Chart and figure data:
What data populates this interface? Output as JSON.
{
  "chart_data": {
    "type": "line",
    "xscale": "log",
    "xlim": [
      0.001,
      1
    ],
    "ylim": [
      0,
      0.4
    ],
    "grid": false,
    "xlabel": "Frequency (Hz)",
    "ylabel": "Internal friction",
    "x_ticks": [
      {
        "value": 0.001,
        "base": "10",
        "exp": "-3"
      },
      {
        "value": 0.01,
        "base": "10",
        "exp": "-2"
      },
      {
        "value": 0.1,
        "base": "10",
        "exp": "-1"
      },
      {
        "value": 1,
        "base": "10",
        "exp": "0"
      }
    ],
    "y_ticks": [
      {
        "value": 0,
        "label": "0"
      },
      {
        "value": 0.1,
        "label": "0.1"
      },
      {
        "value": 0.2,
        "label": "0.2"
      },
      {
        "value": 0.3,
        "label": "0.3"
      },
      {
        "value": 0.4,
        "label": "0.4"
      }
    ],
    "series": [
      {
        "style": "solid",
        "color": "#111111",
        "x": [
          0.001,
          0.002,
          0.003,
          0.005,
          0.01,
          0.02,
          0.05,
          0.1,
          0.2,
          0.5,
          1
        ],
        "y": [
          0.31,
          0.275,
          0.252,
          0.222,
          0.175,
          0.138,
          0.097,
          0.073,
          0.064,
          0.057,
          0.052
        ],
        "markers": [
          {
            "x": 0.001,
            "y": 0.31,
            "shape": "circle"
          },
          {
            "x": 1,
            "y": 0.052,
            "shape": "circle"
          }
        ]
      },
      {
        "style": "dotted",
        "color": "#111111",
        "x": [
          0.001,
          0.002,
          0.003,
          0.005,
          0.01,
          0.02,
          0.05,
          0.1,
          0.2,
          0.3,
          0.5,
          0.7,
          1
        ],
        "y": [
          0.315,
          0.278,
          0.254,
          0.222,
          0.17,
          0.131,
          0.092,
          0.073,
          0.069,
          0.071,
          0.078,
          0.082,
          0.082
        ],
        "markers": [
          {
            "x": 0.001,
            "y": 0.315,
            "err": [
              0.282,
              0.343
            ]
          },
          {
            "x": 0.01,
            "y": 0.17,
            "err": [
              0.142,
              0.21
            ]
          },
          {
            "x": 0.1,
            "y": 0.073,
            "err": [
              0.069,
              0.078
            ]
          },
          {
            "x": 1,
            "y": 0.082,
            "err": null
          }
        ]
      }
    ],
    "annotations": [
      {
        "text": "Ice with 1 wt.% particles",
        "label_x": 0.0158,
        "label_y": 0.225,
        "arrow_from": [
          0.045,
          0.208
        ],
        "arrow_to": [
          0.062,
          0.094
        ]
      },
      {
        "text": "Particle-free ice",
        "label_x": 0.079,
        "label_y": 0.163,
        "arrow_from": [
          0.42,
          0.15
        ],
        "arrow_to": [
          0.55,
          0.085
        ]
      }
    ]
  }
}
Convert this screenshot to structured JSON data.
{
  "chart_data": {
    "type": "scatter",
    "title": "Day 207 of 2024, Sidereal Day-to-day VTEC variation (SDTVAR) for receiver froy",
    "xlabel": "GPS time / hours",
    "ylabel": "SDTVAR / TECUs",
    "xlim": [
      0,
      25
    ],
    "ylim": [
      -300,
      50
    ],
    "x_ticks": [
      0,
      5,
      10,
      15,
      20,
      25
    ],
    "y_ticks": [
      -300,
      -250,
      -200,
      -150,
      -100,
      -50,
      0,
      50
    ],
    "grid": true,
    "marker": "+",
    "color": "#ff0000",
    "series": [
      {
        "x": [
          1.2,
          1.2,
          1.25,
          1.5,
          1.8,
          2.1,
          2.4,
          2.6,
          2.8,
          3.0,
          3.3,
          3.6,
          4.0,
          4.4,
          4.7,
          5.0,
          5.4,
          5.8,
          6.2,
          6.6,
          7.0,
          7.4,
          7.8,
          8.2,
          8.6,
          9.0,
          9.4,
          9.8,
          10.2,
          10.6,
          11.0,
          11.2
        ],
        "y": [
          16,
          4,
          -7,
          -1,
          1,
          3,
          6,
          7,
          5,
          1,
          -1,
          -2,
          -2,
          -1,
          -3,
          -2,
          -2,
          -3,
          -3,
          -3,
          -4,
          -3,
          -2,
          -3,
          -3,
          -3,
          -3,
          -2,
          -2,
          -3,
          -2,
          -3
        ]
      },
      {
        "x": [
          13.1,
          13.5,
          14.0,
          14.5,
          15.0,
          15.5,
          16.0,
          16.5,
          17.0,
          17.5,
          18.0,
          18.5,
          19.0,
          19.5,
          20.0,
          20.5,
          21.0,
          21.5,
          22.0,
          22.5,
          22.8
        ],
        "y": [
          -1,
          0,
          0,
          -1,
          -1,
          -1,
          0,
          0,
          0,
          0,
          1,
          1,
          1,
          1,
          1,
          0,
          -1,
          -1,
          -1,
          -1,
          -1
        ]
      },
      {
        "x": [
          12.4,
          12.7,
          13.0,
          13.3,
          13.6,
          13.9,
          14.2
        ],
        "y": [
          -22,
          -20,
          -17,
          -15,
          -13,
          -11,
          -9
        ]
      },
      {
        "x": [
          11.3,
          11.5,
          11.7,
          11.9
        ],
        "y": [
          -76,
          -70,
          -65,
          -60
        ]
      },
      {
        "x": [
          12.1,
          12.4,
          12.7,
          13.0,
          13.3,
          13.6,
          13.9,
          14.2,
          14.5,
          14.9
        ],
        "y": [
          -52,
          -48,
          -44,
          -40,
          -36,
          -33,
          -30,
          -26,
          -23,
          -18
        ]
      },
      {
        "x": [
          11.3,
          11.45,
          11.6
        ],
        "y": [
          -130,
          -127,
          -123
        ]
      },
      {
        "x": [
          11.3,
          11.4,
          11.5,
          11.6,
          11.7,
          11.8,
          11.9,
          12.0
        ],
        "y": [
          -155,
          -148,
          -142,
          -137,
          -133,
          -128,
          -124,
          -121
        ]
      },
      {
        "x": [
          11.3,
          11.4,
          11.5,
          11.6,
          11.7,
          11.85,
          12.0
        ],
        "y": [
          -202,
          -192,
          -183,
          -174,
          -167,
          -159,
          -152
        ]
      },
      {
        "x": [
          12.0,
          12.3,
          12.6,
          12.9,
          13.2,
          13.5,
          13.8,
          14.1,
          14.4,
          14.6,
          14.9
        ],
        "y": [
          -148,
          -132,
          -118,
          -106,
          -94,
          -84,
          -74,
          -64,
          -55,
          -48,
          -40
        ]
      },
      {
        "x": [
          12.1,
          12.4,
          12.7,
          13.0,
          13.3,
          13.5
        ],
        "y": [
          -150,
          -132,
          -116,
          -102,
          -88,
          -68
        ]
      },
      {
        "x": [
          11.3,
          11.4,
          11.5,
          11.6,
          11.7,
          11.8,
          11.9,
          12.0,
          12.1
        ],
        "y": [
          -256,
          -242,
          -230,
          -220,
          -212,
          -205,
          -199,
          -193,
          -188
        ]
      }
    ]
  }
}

◆ EXERCISE GOAL ◆
Restate every line of the data word for word.

◆ FINISHED TASK ◆
What data populates this interface? Output as JSON.
{
  "chart_data": {
    "type": "line",
    "xscale": "log",
    "xlim": [
      0.001,
      1
    ],
    "ylim": [
      0,
      0.4
    ],
    "grid": false,
    "xlabel": "Frequency (Hz)",
    "ylabel": "Internal friction",
    "x_ticks": [
      {
        "value": 0.001,
        "base": "10",
        "exp": "-3"
      },
      {
        "value": 0.01,
        "base": "10",
        "exp": "-2"
      },
      {
        "value": 0.1,
        "base": "10",
        "exp": "-1"
      },
      {
        "value": 1,
        "base": "10",
        "exp": "0"
      }
    ],
    "y_ticks": [
      {
        "value": 0,
        "label": "0"
      },
      {
        "value": 0.1,
        "label": "0.1"
      },
      {
        "value": 0.2,
        "label": "0.2"
      },
      {
        "value": 0.3,
        "label": "0.3"
      },
      {
        "value": 0.4,
        "label": "0.4"
      }
    ],
    "series": [
      {
        "style": "solid",
        "color": "#111111",
        "x": [
          0.001,
          0.002,
          0.003,
          0.005,
          0.01,
          0.02,
          0.05,
          0.1,
          0.2,
          0.5,
          1
        ],
        "y": [
          0.31,
          0.275,
          0.252,
          0.222,
          0.175,
          0.138,
          0.097,
          0.073,
          0.064,
          0.057,
          0.052
        ],
        "markers": [
          {
            "x": 0.001,
            "y": 0.31,
            "shape": "circle"
          },
          {
            "x": 1,
            "y": 0.052,
            "shape": "circle"
          }
        ]
      },
      {
        "style": "dotted",
        "color": "#111111",
        "x": [
          0.001,
          0.002,
          0.003,
          0.005,
          0.01,
          0.02,
          0.05,
          0.1,
          0.2,
          0.3,
          0.5,
          0.7,
          1
        ],
        "y": [
          0.315,
          0.278,
          0.254,
          0.222,
          0.17,
          0.131,
          0.092,
          0.073,
          0.069,
          0.071,
          0.078,
          0.082,
          0.082
        ],
        "markers": [
          {
            "x": 0.001,
            "y": 0.315,
            "err": [
              0.282,
              0.343
            ]
          },
          {
            "x": 0.01,
            "y": 0.17,
            "err": [
              0.142,
              0.21
            ]
          },
          {
            "x": 0.1,
            "y": 0.073,
            "err": [
              0.069,
              0.078
            ]
          },
          {
            "x": 1,
            "y": 0.082,
            "err": null
          }
        ]
      }
    ],
    "annotations": [
      {
        "text": "Ice with 1 wt.% particles",
        "label_x": 0.0158,
        "label_y": 0.225,
        "arrow_from": [
          0.045,
          0.208
        ],
        "arrow_to": [
          0.062,
          0.094
        ]
      },
      {
        "text": "Particle-free ice",
        "label_x": 0.079,
        "label_y": 0.163,
        "arrow_from": [
          0.42,
          0.15
        ],
        "arrow_to": [
          0.55,
          0.085
        ]
      }
    ]
  }
}
Convert this screenshot to structured JSON data.
{
  "chart_data": {
    "type": "scatter",
    "title": "Day 207 of 2024, Sidereal Day-to-day VTEC variation (SDTVAR) for receiver froy",
    "xlabel": "GPS time / hours",
    "ylabel": "SDTVAR / TECUs",
    "xlim": [
      0,
      25
    ],
    "ylim": [
      -300,
      50
    ],
    "x_ticks": [
      0,
      5,
      10,
      15,
      20,
      25
    ],
    "y_ticks": [
      -300,
      -250,
      -200,
      -150,
      -100,
      -50,
      0,
      50
    ],
    "grid": true,
    "marker": "+",
    "color": "#ff0000",
    "series": [
      {
        "x": [
          1.2,
          1.2,
          1.25,
          1.5,
          1.8,
          2.1,
          2.4,
          2.6,
          2.8,
          3.0,
          3.3,
          3.6,
          4.0,
          4.4,
          4.7,
          5.0,
          5.4,
          5.8,
          6.2,
          6.6,
          7.0,
          7.4,
          7.8,
          8.2,
          8.6,
          9.0,
          9.4,
          9.8,
          10.2,
          10.6,
          11.0,
          11.2
        ],
        "y": [
          16,
          4,
          -7,
          -1,
          1,
          3,
          6,
          7,
          5,
          1,
          -1,
          -2,
          -2,
          -1,
          -3,
          -2,
          -2,
          -3,
          -3,
          -3,
          -4,
          -3,
          -2,
          -3,
          -3,
          -3,
          -3,
          -2,
          -2,
          -3,
          -2,
          -3
        ]
      },
      {
        "x": [
          13.1,
          13.5,
          14.0,
          14.5,
          15.0,
          15.5,
          16.0,
          16.5,
          17.0,
          17.5,
          18.0,
          18.5,
          19.0,
          19.5,
          20.0,
          20.5,
          21.0,
          21.5,
          22.0,
          22.5,
          22.8
        ],
        "y": [
          -1,
          0,
          0,
          -1,
          -1,
          -1,
          0,
          0,
          0,
          0,
          1,
          1,
          1,
          1,
          1,
          0,
          -1,
          -1,
          -1,
          -1,
          -1
        ]
      },
      {
        "x": [
          12.4,
          12.7,
          13.0,
          13.3,
          13.6,
          13.9,
          14.2
        ],
        "y": [
          -22,
          -20,
          -17,
          -15,
          -13,
          -11,
          -9
        ]
      },
      {
        "x": [
          11.3,
          11.5,
          11.7,
          11.9
        ],
        "y": [
          -76,
          -70,
          -65,
          -60
        ]
      },
      {
        "x": [
          12.1,
          12.4,
          12.7,
          13.0,
          13.3,
          13.6,
          13.9,
          14.2,
          14.5,
          14.9
        ],
        "y": [
          -52,
          -48,
          -44,
          -40,
          -36,
          -33,
          -30,
          -26,
          -23,
          -18
        ]
      },
      {
        "x": [
          11.3,
          11.45,
          11.6
        ],
        "y": [
          -130,
          -127,
          -123
        ]
      },
      {
        "x": [
          11.3,
          11.4,
          11.5,
          11.6,
          11.7,
          11.8,
          11.9,
          12.0
        ],
        "y": [
          -155,
          -148,
          -142,
          -137,
          -133,
          -128,
          -124,
          -121
        ]
      },
      {
        "x": [
          11.3,
          11.4,
          11.5,
          11.6,
          11.7,
          11.85,
          12.0
        ],
        "y": [
          -202,
          -192,
          -183,
          -174,
          -167,
          -159,
          -152
        ]
      },
      {
        "x": [
          12.0,
          12.3,
          12.6,
          12.9,
          13.2,
          13.5,
          13.8,
          14.1,
          14.4,
          14.6,
          14.9
        ],
        "y": [
          -148,
          -132,
          -118,
          -106,
          -94,
          -84,
          -74,
          -64,
          -55,
          -48,
          -40
        ]
      },
      {
        "x": [
          12.1,
          12.4,
          12.7,
          13.0,
          13.3,
          13.5
        ],
        "y": [
          -150,
          -132,
          -116,
          -102,
          -88,
          -68
        ]
      },
      {
        "x": [
          11.3,
          11.4,
          11.5,
          11.6,
          11.7,
          11.8,
          11.9,
          12.0,
          12.1
        ],
        "y": [
          -256,
          -242,
          -230,
          -220,
          -212,
          -205,
          -199,
          -193,
          -188
        ]
      }
    ]
  }
}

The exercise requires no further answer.